**INSTRUCTION**: Please copy every line of the records below that holds the word "Varsity".

(Saved data entries)
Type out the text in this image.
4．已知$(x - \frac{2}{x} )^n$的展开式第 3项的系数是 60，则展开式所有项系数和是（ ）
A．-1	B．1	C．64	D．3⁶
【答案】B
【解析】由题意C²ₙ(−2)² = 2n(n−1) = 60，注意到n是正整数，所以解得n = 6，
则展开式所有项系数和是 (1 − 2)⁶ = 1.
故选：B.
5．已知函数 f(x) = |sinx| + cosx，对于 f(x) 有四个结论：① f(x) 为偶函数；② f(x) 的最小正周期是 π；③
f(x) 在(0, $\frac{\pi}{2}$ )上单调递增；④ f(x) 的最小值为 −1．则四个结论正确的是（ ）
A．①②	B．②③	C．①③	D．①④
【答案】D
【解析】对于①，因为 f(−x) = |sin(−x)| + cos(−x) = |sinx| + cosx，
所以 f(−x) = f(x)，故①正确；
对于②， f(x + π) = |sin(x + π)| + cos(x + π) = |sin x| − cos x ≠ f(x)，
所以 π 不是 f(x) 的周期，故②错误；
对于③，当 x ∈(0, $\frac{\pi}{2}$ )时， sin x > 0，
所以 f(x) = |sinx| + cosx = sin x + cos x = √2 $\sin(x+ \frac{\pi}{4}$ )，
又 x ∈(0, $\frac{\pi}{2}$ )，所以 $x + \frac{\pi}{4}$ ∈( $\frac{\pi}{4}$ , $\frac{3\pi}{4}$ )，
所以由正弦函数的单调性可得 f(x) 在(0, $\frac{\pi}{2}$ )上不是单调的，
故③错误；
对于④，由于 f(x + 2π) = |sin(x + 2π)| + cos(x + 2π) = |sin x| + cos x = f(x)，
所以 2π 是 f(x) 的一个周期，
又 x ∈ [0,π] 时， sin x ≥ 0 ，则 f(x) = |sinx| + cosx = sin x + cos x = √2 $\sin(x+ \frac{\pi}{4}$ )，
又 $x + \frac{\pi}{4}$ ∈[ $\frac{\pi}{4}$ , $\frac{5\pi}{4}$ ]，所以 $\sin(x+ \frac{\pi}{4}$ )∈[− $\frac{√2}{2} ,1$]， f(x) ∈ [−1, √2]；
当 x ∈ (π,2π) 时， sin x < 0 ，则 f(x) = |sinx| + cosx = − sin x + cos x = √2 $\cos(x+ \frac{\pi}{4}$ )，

--

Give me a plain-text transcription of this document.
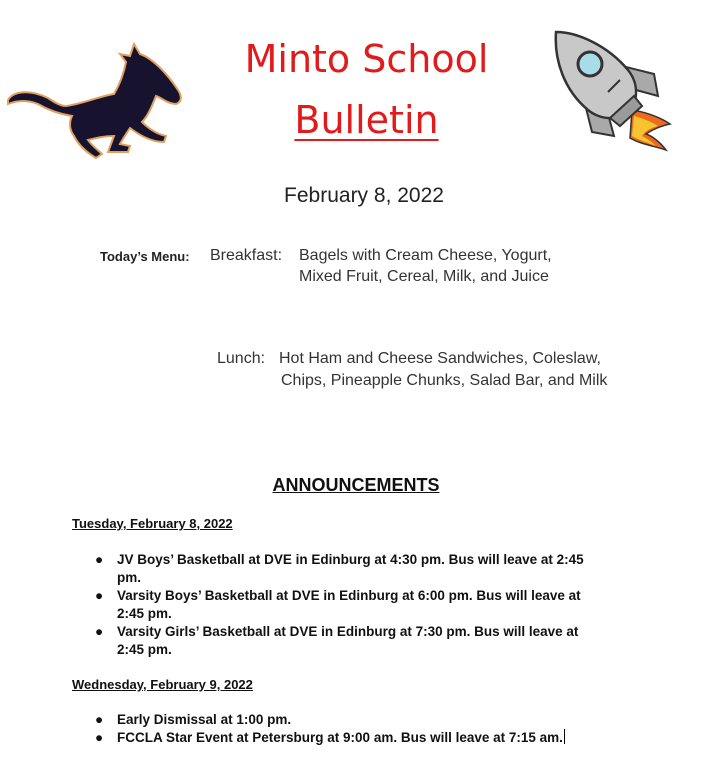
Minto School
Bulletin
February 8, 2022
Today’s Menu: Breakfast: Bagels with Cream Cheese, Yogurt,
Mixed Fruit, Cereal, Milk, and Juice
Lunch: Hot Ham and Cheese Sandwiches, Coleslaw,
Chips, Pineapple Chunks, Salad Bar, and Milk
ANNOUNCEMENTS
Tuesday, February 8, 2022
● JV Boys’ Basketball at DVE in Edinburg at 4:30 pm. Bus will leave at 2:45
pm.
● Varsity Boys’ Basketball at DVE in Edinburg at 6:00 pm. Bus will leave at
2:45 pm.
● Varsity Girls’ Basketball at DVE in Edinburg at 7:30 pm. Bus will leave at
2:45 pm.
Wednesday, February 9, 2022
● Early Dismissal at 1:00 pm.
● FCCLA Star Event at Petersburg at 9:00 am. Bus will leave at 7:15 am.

**ANSWER IN FULL**:
● Varsity Boys’ Basketball at DVE in Edinburg at 6:00 pm. Bus will leave at
● Varsity Girls’ Basketball at DVE in Edinburg at 7:30 pm. Bus will leave at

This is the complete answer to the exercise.